Chart and figure data:
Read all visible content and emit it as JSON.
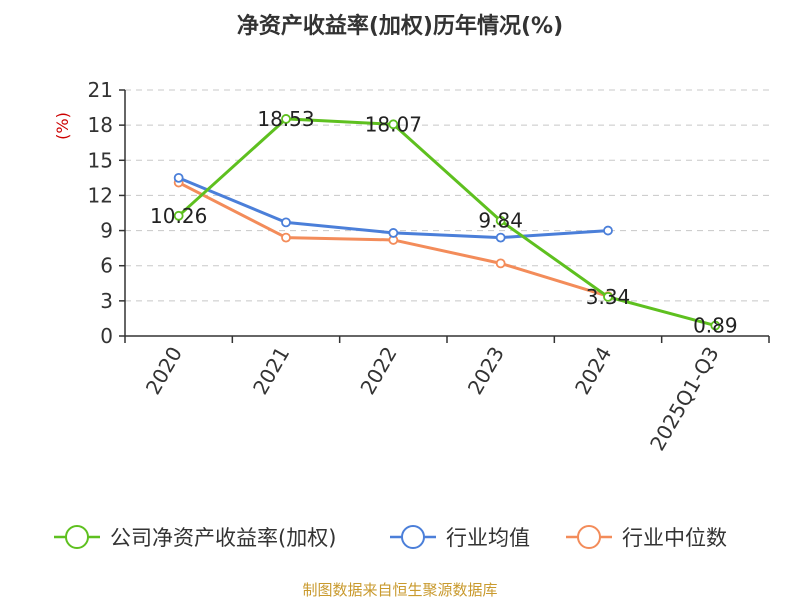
{
  "chart_data": {
    "type": "line",
    "title": "净资产收益率(加权)历年情况(%)",
    "ylabel": "(%)",
    "xlabel": "",
    "categories": [
      "2020",
      "2021",
      "2022",
      "2023",
      "2024",
      "2025Q1-Q3"
    ],
    "ylim": [
      0,
      21
    ],
    "yticks": [
      0,
      3,
      6,
      9,
      12,
      15,
      18,
      21
    ],
    "grid": true,
    "legend_position": "bottom",
    "series": [
      {
        "name": "公司净资产收益率(加权)",
        "color": "#5ec01f",
        "values": [
          10.26,
          18.53,
          18.07,
          9.84,
          3.34,
          0.89
        ],
        "labels": [
          "10.26",
          "18.53",
          "18.07",
          "9.84",
          "3.34",
          "0.89"
        ]
      },
      {
        "name": "行业均值",
        "color": "#4b7fd9",
        "values": [
          13.5,
          9.7,
          8.8,
          8.4,
          9.0,
          null
        ]
      },
      {
        "name": "行业中位数",
        "color": "#f38c5a",
        "values": [
          13.1,
          8.4,
          8.2,
          6.2,
          3.4,
          null
        ]
      }
    ]
  },
  "footer": {
    "source": "制图数据来自恒生聚源数据库",
    "color": "#c99a2e"
  },
  "ylabel_color": "#cc0000"
}
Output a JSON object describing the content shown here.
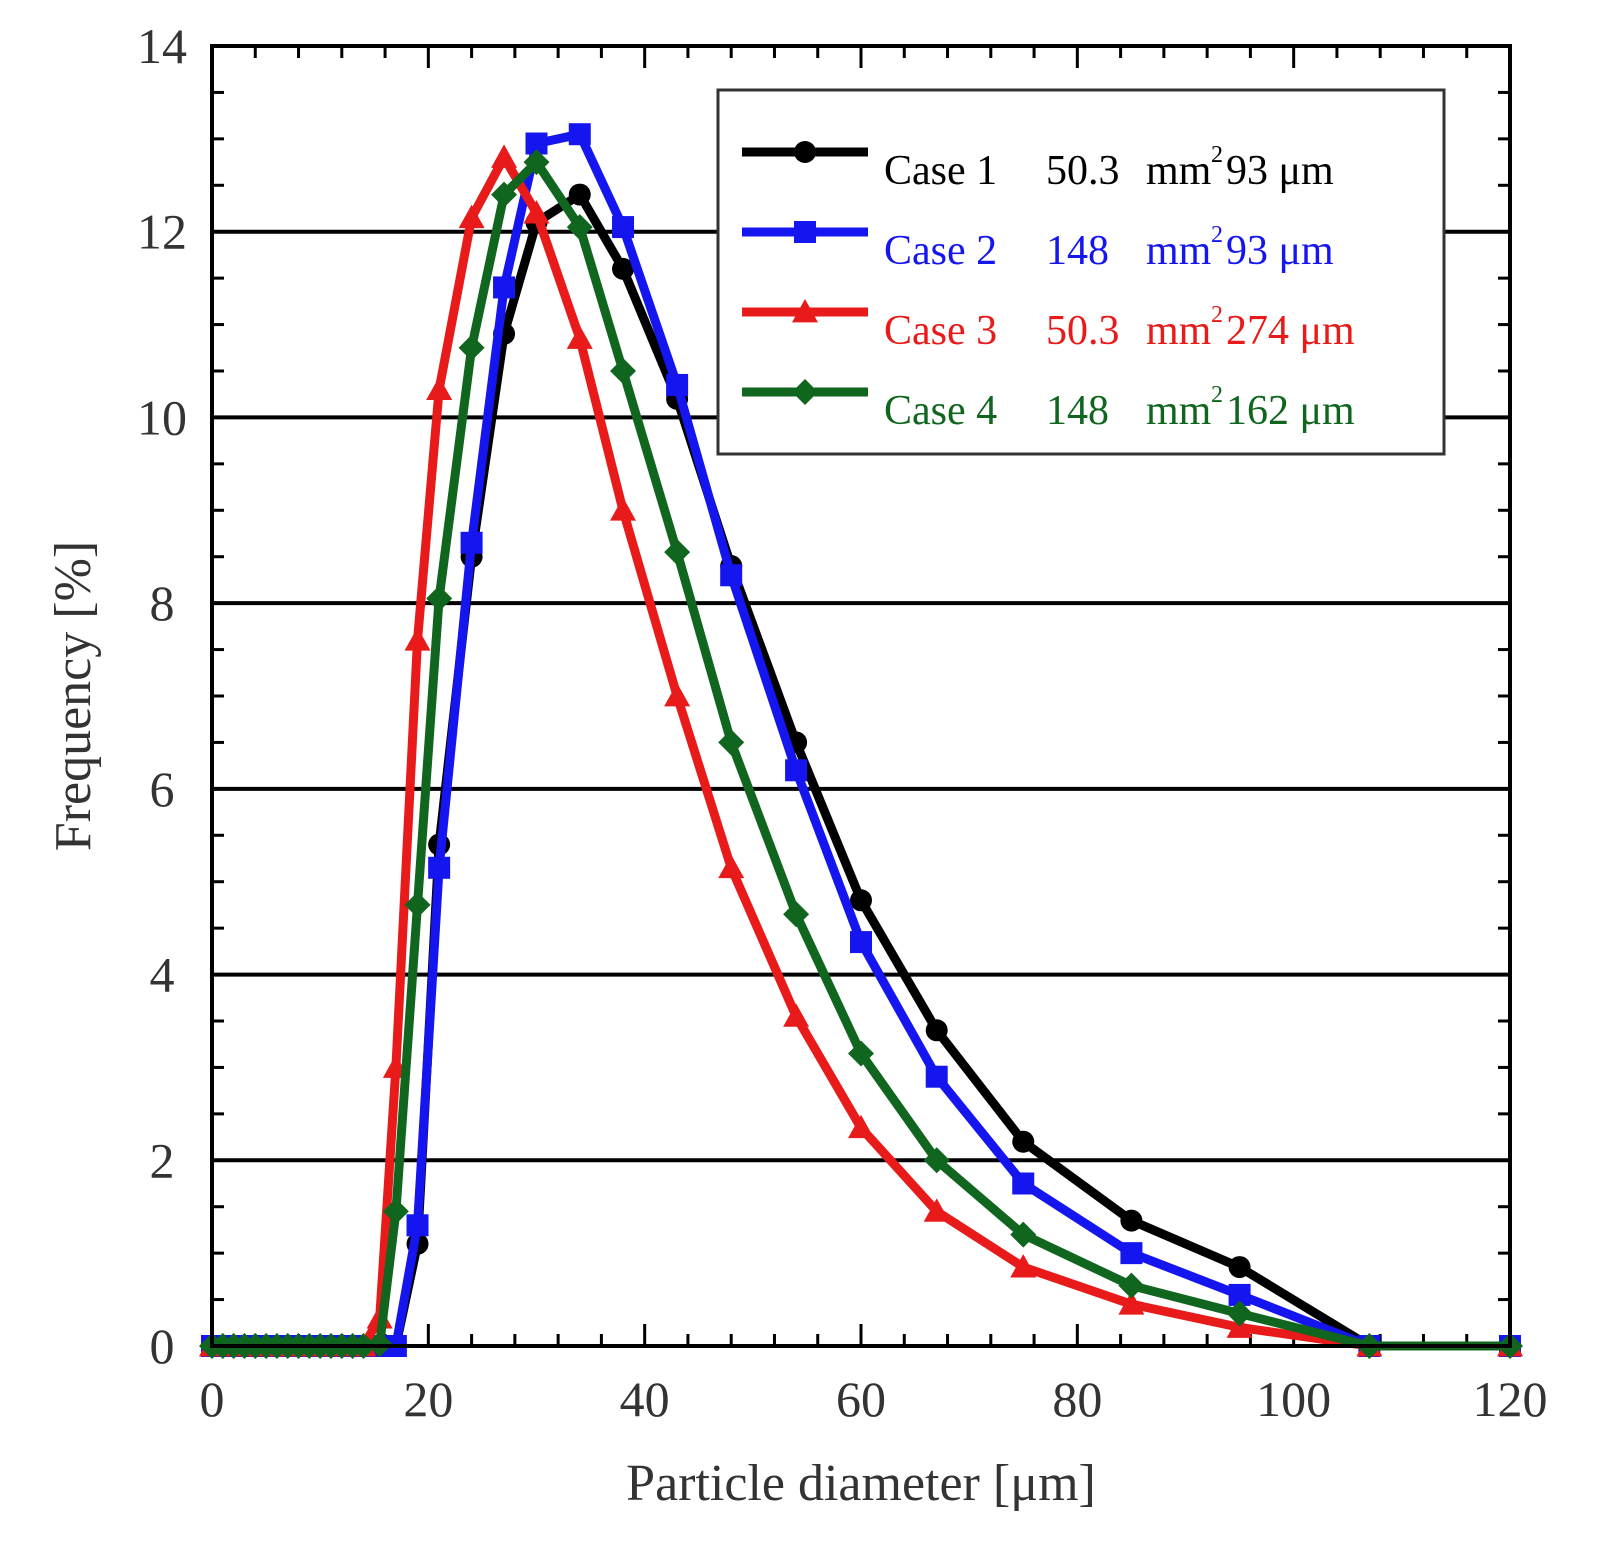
{
  "chart_data": {
    "type": "line",
    "title": "",
    "xlabel": "Particle diameter [μm]",
    "ylabel": "Frequency [%]",
    "xlim": [
      0,
      120
    ],
    "ylim": [
      0,
      14
    ],
    "xticks": [
      0,
      20,
      40,
      60,
      80,
      100,
      120
    ],
    "yticks": [
      0,
      2,
      4,
      6,
      8,
      10,
      12,
      14
    ],
    "grid": "horizontal",
    "legend_position": "top-right",
    "series": [
      {
        "name": "Case 1",
        "area": "50.3",
        "area_unit": "mm",
        "area_sup": "2",
        "size": "93 μm",
        "color": "#000000",
        "marker": "circle",
        "x": [
          0,
          1,
          2,
          3,
          4,
          5,
          6,
          7,
          8,
          9,
          10,
          11,
          12,
          13,
          14,
          15.5,
          17,
          19,
          21,
          24,
          27,
          30,
          34,
          38,
          43,
          48,
          54,
          60,
          67,
          75,
          85,
          95,
          107,
          120
        ],
        "y": [
          0,
          0,
          0,
          0,
          0,
          0,
          0,
          0,
          0,
          0,
          0,
          0,
          0,
          0,
          0,
          0,
          0,
          1.1,
          5.4,
          8.5,
          10.9,
          12.1,
          12.4,
          11.6,
          10.2,
          8.4,
          6.5,
          4.8,
          3.4,
          2.2,
          1.35,
          0.85,
          0,
          0
        ]
      },
      {
        "name": "Case 2",
        "area": "148",
        "area_unit": "mm",
        "area_sup": "2",
        "size": "93 μm",
        "color": "#1515f0",
        "marker": "square",
        "x": [
          0,
          1,
          2,
          3,
          4,
          5,
          6,
          7,
          8,
          9,
          10,
          11,
          12,
          13,
          14,
          15.5,
          17,
          19,
          21,
          24,
          27,
          30,
          34,
          38,
          43,
          48,
          54,
          60,
          67,
          75,
          85,
          95,
          107,
          120
        ],
        "y": [
          0,
          0,
          0,
          0,
          0,
          0,
          0,
          0,
          0,
          0,
          0,
          0,
          0,
          0,
          0,
          0,
          0,
          1.3,
          5.15,
          8.65,
          11.4,
          12.95,
          13.05,
          12.05,
          10.35,
          8.3,
          6.2,
          4.35,
          2.9,
          1.75,
          1.0,
          0.55,
          0,
          0
        ]
      },
      {
        "name": "Case 3",
        "area": "50.3",
        "area_unit": "mm",
        "area_sup": "2",
        "size": "274 μm",
        "color": "#e81a1a",
        "marker": "triangle",
        "x": [
          0,
          1,
          2,
          3,
          4,
          5,
          6,
          7,
          8,
          9,
          10,
          11,
          12,
          13,
          14,
          15.5,
          17,
          19,
          21,
          24,
          27,
          30,
          34,
          38,
          43,
          48,
          54,
          60,
          67,
          75,
          85,
          95,
          107,
          120
        ],
        "y": [
          0,
          0,
          0,
          0,
          0,
          0,
          0,
          0,
          0,
          0,
          0,
          0,
          0,
          0,
          0,
          0.3,
          3.0,
          7.6,
          10.3,
          12.15,
          12.8,
          12.2,
          10.85,
          9.0,
          7.0,
          5.15,
          3.55,
          2.35,
          1.45,
          0.85,
          0.45,
          0.2,
          0,
          0
        ]
      },
      {
        "name": "Case 4",
        "area": "148",
        "area_unit": "mm",
        "area_sup": "2",
        "size": "162 μm",
        "color": "#11661f",
        "marker": "diamond",
        "x": [
          0,
          1,
          2,
          3,
          4,
          5,
          6,
          7,
          8,
          9,
          10,
          11,
          12,
          13,
          14,
          15.5,
          17,
          19,
          21,
          24,
          27,
          30,
          34,
          38,
          43,
          48,
          54,
          60,
          67,
          75,
          85,
          95,
          107,
          120
        ],
        "y": [
          0,
          0,
          0,
          0,
          0,
          0,
          0,
          0,
          0,
          0,
          0,
          0,
          0,
          0,
          0,
          0.02,
          1.45,
          4.75,
          8.05,
          10.75,
          12.4,
          12.75,
          12.05,
          10.5,
          8.55,
          6.5,
          4.65,
          3.15,
          2.0,
          1.2,
          0.65,
          0.35,
          0,
          0
        ]
      }
    ]
  }
}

▶ TO DO
Please transcribe the material above exactly as written. Leave the pictures out.

▶ RESPONSE TO THE TASK
Read all visible content and emit it as JSON.
{
  "chart_data": {
    "type": "line",
    "title": "净资产收益率(加权)历年情况(%)",
    "ylabel": "(%)",
    "xlabel": "",
    "categories": [
      "2020",
      "2021",
      "2022",
      "2023",
      "2024",
      "2025Q1-Q3"
    ],
    "ylim": [
      0,
      21
    ],
    "yticks": [
      0,
      3,
      6,
      9,
      12,
      15,
      18,
      21
    ],
    "grid": true,
    "legend_position": "bottom",
    "series": [
      {
        "name": "公司净资产收益率(加权)",
        "color": "#5ec01f",
        "values": [
          10.26,
          18.53,
          18.07,
          9.84,
          3.34,
          0.89
        ],
        "labels": [
          "10.26",
          "18.53",
          "18.07",
          "9.84",
          "3.34",
          "0.89"
        ]
      },
      {
        "name": "行业均值",
        "color": "#4b7fd9",
        "values": [
          13.5,
          9.7,
          8.8,
          8.4,
          9.0,
          null
        ]
      },
      {
        "name": "行业中位数",
        "color": "#f38c5a",
        "values": [
          13.1,
          8.4,
          8.2,
          6.2,
          3.4,
          null
        ]
      }
    ]
  },
  "footer": {
    "source": "制图数据来自恒生聚源数据库",
    "color": "#c99a2e"
  },
  "ylabel_color": "#cc0000"
}
Output a JSON object describing the content shown here.
{
  "chart_data": {
    "type": "line",
    "title": "",
    "xlabel": "Particle diameter [μm]",
    "ylabel": "Frequency [%]",
    "xlim": [
      0,
      120
    ],
    "ylim": [
      0,
      14
    ],
    "xticks": [
      0,
      20,
      40,
      60,
      80,
      100,
      120
    ],
    "yticks": [
      0,
      2,
      4,
      6,
      8,
      10,
      12,
      14
    ],
    "grid": "horizontal",
    "legend_position": "top-right",
    "series": [
      {
        "name": "Case 1",
        "area": "50.3",
        "area_unit": "mm",
        "area_sup": "2",
        "size": "93 μm",
        "color": "#000000",
        "marker": "circle",
        "x": [
          0,
          1,
          2,
          3,
          4,
          5,
          6,
          7,
          8,
          9,
          10,
          11,
          12,
          13,
          14,
          15.5,
          17,
          19,
          21,
          24,
          27,
          30,
          34,
          38,
          43,
          48,
          54,
          60,
          67,
          75,
          85,
          95,
          107,
          120
        ],
        "y": [
          0,
          0,
          0,
          0,
          0,
          0,
          0,
          0,
          0,
          0,
          0,
          0,
          0,
          0,
          0,
          0,
          0,
          1.1,
          5.4,
          8.5,
          10.9,
          12.1,
          12.4,
          11.6,
          10.2,
          8.4,
          6.5,
          4.8,
          3.4,
          2.2,
          1.35,
          0.85,
          0,
          0
        ]
      },
      {
        "name": "Case 2",
        "area": "148",
        "area_unit": "mm",
        "area_sup": "2",
        "size": "93 μm",
        "color": "#1515f0",
        "marker": "square",
        "x": [
          0,
          1,
          2,
          3,
          4,
          5,
          6,
          7,
          8,
          9,
          10,
          11,
          12,
          13,
          14,
          15.5,
          17,
          19,
          21,
          24,
          27,
          30,
          34,
          38,
          43,
          48,
          54,
          60,
          67,
          75,
          85,
          95,
          107,
          120
        ],
        "y": [
          0,
          0,
          0,
          0,
          0,
          0,
          0,
          0,
          0,
          0,
          0,
          0,
          0,
          0,
          0,
          0,
          0,
          1.3,
          5.15,
          8.65,
          11.4,
          12.95,
          13.05,
          12.05,
          10.35,
          8.3,
          6.2,
          4.35,
          2.9,
          1.75,
          1.0,
          0.55,
          0,
          0
        ]
      },
      {
        "name": "Case 3",
        "area": "50.3",
        "area_unit": "mm",
        "area_sup": "2",
        "size": "274 μm",
        "color": "#e81a1a",
        "marker": "triangle",
        "x": [
          0,
          1,
          2,
          3,
          4,
          5,
          6,
          7,
          8,
          9,
          10,
          11,
          12,
          13,
          14,
          15.5,
          17,
          19,
          21,
          24,
          27,
          30,
          34,
          38,
          43,
          48,
          54,
          60,
          67,
          75,
          85,
          95,
          107,
          120
        ],
        "y": [
          0,
          0,
          0,
          0,
          0,
          0,
          0,
          0,
          0,
          0,
          0,
          0,
          0,
          0,
          0,
          0.3,
          3.0,
          7.6,
          10.3,
          12.15,
          12.8,
          12.2,
          10.85,
          9.0,
          7.0,
          5.15,
          3.55,
          2.35,
          1.45,
          0.85,
          0.45,
          0.2,
          0,
          0
        ]
      },
      {
        "name": "Case 4",
        "area": "148",
        "area_unit": "mm",
        "area_sup": "2",
        "size": "162 μm",
        "color": "#11661f",
        "marker": "diamond",
        "x": [
          0,
          1,
          2,
          3,
          4,
          5,
          6,
          7,
          8,
          9,
          10,
          11,
          12,
          13,
          14,
          15.5,
          17,
          19,
          21,
          24,
          27,
          30,
          34,
          38,
          43,
          48,
          54,
          60,
          67,
          75,
          85,
          95,
          107,
          120
        ],
        "y": [
          0,
          0,
          0,
          0,
          0,
          0,
          0,
          0,
          0,
          0,
          0,
          0,
          0,
          0,
          0,
          0.02,
          1.45,
          4.75,
          8.05,
          10.75,
          12.4,
          12.75,
          12.05,
          10.5,
          8.55,
          6.5,
          4.65,
          3.15,
          2.0,
          1.2,
          0.65,
          0.35,
          0,
          0
        ]
      }
    ]
  }
}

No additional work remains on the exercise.